Without the pictures, repeat the listing character for character.

* * *

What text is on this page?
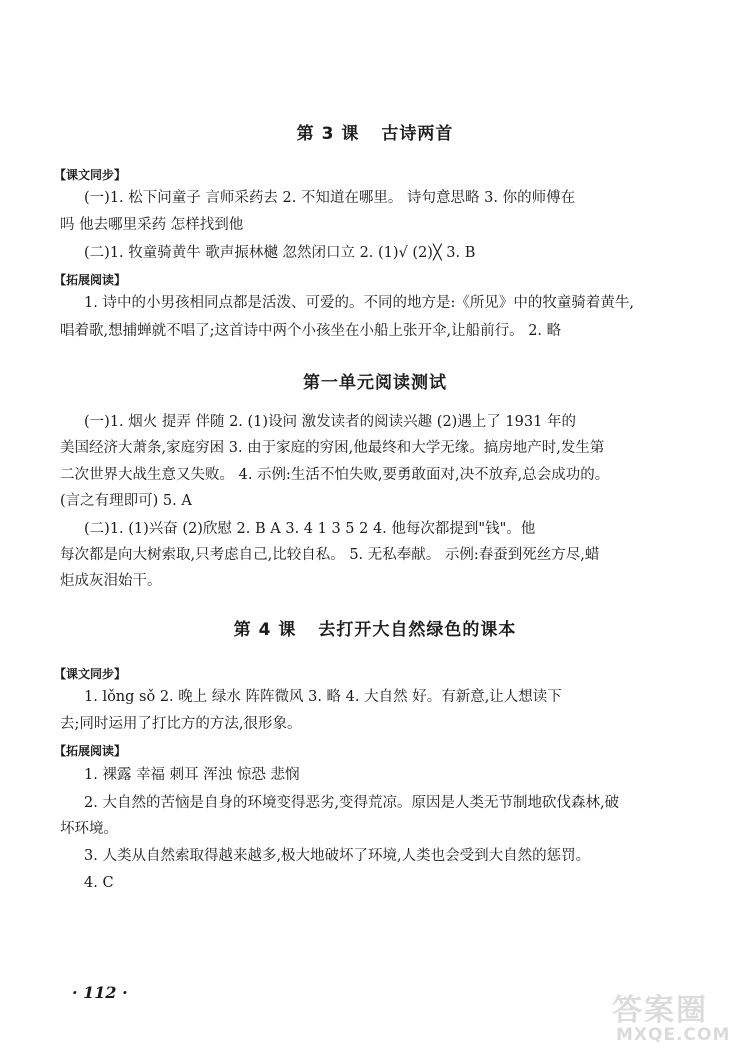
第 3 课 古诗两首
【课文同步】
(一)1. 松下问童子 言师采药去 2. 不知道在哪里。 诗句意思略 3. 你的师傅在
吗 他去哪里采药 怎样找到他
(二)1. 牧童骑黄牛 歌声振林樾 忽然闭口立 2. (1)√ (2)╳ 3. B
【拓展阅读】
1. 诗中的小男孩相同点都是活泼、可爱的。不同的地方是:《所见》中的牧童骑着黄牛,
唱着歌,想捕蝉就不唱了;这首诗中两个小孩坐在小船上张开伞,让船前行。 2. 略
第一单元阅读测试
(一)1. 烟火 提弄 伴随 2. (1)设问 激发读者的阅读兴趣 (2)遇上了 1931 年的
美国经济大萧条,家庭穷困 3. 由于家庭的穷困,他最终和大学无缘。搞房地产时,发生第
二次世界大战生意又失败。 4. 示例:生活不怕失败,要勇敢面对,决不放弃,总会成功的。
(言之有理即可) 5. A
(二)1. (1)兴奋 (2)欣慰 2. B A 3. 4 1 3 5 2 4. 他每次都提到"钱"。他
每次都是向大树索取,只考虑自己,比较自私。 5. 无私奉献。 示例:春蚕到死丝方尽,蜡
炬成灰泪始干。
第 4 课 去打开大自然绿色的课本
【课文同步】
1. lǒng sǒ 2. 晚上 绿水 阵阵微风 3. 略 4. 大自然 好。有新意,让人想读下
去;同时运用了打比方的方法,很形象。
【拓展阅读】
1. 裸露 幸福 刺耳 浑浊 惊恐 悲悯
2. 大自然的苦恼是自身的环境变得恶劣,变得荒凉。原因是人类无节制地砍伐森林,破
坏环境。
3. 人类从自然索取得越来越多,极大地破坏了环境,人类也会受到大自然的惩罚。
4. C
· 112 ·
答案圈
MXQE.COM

* * *

### Answer
What text is on this page?
第 3 课 古诗两首
【课文同步】
(一)1. 松下问童子 言师采药去 2. 不知道在哪里。 诗句意思略 3. 你的师傅在
吗 他去哪里采药 怎样找到他
(二)1. 牧童骑黄牛 歌声振林樾 忽然闭口立 2. (1)√ (2)╳ 3. B
【拓展阅读】
1. 诗中的小男孩相同点都是活泼、可爱的。不同的地方是:《所见》中的牧童骑着黄牛,
唱着歌,想捕蝉就不唱了;这首诗中两个小孩坐在小船上张开伞,让船前行。 2. 略
第一单元阅读测试
(一)1. 烟火 提弄 伴随 2. (1)设问 激发读者的阅读兴趣 (2)遇上了 1931 年的
美国经济大萧条,家庭穷困 3. 由于家庭的穷困,他最终和大学无缘。搞房地产时,发生第
二次世界大战生意又失败。 4. 示例:生活不怕失败,要勇敢面对,决不放弃,总会成功的。
(言之有理即可) 5. A
(二)1. (1)兴奋 (2)欣慰 2. B A 3. 4 1 3 5 2 4. 他每次都提到"钱"。他
每次都是向大树索取,只考虑自己,比较自私。 5. 无私奉献。 示例:春蚕到死丝方尽,蜡
炬成灰泪始干。
第 4 课 去打开大自然绿色的课本
【课文同步】
1. lǒng sǒ 2. 晚上 绿水 阵阵微风 3. 略 4. 大自然 好。有新意,让人想读下
去;同时运用了打比方的方法,很形象。
【拓展阅读】
1. 裸露 幸福 刺耳 浑浊 惊恐 悲悯
2. 大自然的苦恼是自身的环境变得恶劣,变得荒凉。原因是人类无节制地砍伐森林,破
坏环境。
3. 人类从自然索取得越来越多,极大地破坏了环境,人类也会受到大自然的惩罚。
4. C
· 112 ·
答案圈
MXQE.COM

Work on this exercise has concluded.